Exercise instructions
Repeat the listing in full, word for word.

Source records
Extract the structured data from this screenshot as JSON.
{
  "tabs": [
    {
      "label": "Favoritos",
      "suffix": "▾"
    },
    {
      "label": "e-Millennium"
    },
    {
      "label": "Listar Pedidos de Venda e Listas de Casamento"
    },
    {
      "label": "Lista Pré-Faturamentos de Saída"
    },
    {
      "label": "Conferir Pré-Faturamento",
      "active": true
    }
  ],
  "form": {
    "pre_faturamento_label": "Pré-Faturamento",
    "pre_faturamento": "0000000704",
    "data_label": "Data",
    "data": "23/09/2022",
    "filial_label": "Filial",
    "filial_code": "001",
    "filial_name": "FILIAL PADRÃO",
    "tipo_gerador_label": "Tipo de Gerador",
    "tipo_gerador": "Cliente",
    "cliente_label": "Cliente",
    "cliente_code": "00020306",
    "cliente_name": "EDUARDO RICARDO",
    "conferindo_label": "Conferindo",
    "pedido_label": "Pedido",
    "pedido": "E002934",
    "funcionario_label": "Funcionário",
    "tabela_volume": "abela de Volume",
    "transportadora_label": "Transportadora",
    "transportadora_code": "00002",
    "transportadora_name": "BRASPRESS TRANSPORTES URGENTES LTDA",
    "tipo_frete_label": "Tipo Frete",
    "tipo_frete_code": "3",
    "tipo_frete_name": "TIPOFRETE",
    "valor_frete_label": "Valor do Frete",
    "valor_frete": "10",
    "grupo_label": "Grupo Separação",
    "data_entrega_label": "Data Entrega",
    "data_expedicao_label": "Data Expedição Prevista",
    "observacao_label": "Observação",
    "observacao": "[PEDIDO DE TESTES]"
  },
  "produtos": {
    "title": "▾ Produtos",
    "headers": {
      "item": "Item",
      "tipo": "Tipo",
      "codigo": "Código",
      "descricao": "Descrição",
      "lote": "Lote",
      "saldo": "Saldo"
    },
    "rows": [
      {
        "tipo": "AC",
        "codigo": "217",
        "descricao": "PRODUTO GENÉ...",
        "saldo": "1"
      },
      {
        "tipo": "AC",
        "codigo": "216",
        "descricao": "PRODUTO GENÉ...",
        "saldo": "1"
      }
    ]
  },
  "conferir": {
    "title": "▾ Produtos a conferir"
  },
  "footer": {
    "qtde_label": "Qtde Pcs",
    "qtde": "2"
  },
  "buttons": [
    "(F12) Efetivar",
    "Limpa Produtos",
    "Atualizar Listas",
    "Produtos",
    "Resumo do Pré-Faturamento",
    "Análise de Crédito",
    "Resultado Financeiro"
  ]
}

Solution to the problem
Extract the structured data from this screenshot as JSON.
{
  "tabs": [
    {
      "label": "Favoritos",
      "suffix": "▾"
    },
    {
      "label": "e-Millennium"
    },
    {
      "label": "Listar Pedidos de Venda e Listas de Casamento"
    },
    {
      "label": "Lista Pré-Faturamentos de Saída"
    },
    {
      "label": "Conferir Pré-Faturamento",
      "active": true
    }
  ],
  "form": {
    "pre_faturamento_label": "Pré-Faturamento",
    "pre_faturamento": "0000000704",
    "data_label": "Data",
    "data": "23/09/2022",
    "filial_label": "Filial",
    "filial_code": "001",
    "filial_name": "FILIAL PADRÃO",
    "tipo_gerador_label": "Tipo de Gerador",
    "tipo_gerador": "Cliente",
    "cliente_label": "Cliente",
    "cliente_code": "00020306",
    "cliente_name": "EDUARDO RICARDO",
    "conferindo_label": "Conferindo",
    "pedido_label": "Pedido",
    "pedido": "E002934",
    "funcionario_label": "Funcionário",
    "tabela_volume": "abela de Volume",
    "transportadora_label": "Transportadora",
    "transportadora_code": "00002",
    "transportadora_name": "BRASPRESS TRANSPORTES URGENTES LTDA",
    "tipo_frete_label": "Tipo Frete",
    "tipo_frete_code": "3",
    "tipo_frete_name": "TIPOFRETE",
    "valor_frete_label": "Valor do Frete",
    "valor_frete": "10",
    "grupo_label": "Grupo Separação",
    "data_entrega_label": "Data Entrega",
    "data_expedicao_label": "Data Expedição Prevista",
    "observacao_label": "Observação",
    "observacao": "[PEDIDO DE TESTES]"
  },
  "produtos": {
    "title": "▾ Produtos",
    "headers": {
      "item": "Item",
      "tipo": "Tipo",
      "codigo": "Código",
      "descricao": "Descrição",
      "lote": "Lote",
      "saldo": "Saldo"
    },
    "rows": [
      {
        "tipo": "AC",
        "codigo": "217",
        "descricao": "PRODUTO GENÉ...",
        "saldo": "1"
      },
      {
        "tipo": "AC",
        "codigo": "216",
        "descricao": "PRODUTO GENÉ...",
        "saldo": "1"
      }
    ]
  },
  "conferir": {
    "title": "▾ Produtos a conferir"
  },
  "footer": {
    "qtde_label": "Qtde Pcs",
    "qtde": "2"
  },
  "buttons": [
    "(F12) Efetivar",
    "Limpa Produtos",
    "Atualizar Listas",
    "Produtos",
    "Resumo do Pré-Faturamento",
    "Análise de Crédito",
    "Resultado Financeiro"
  ]
}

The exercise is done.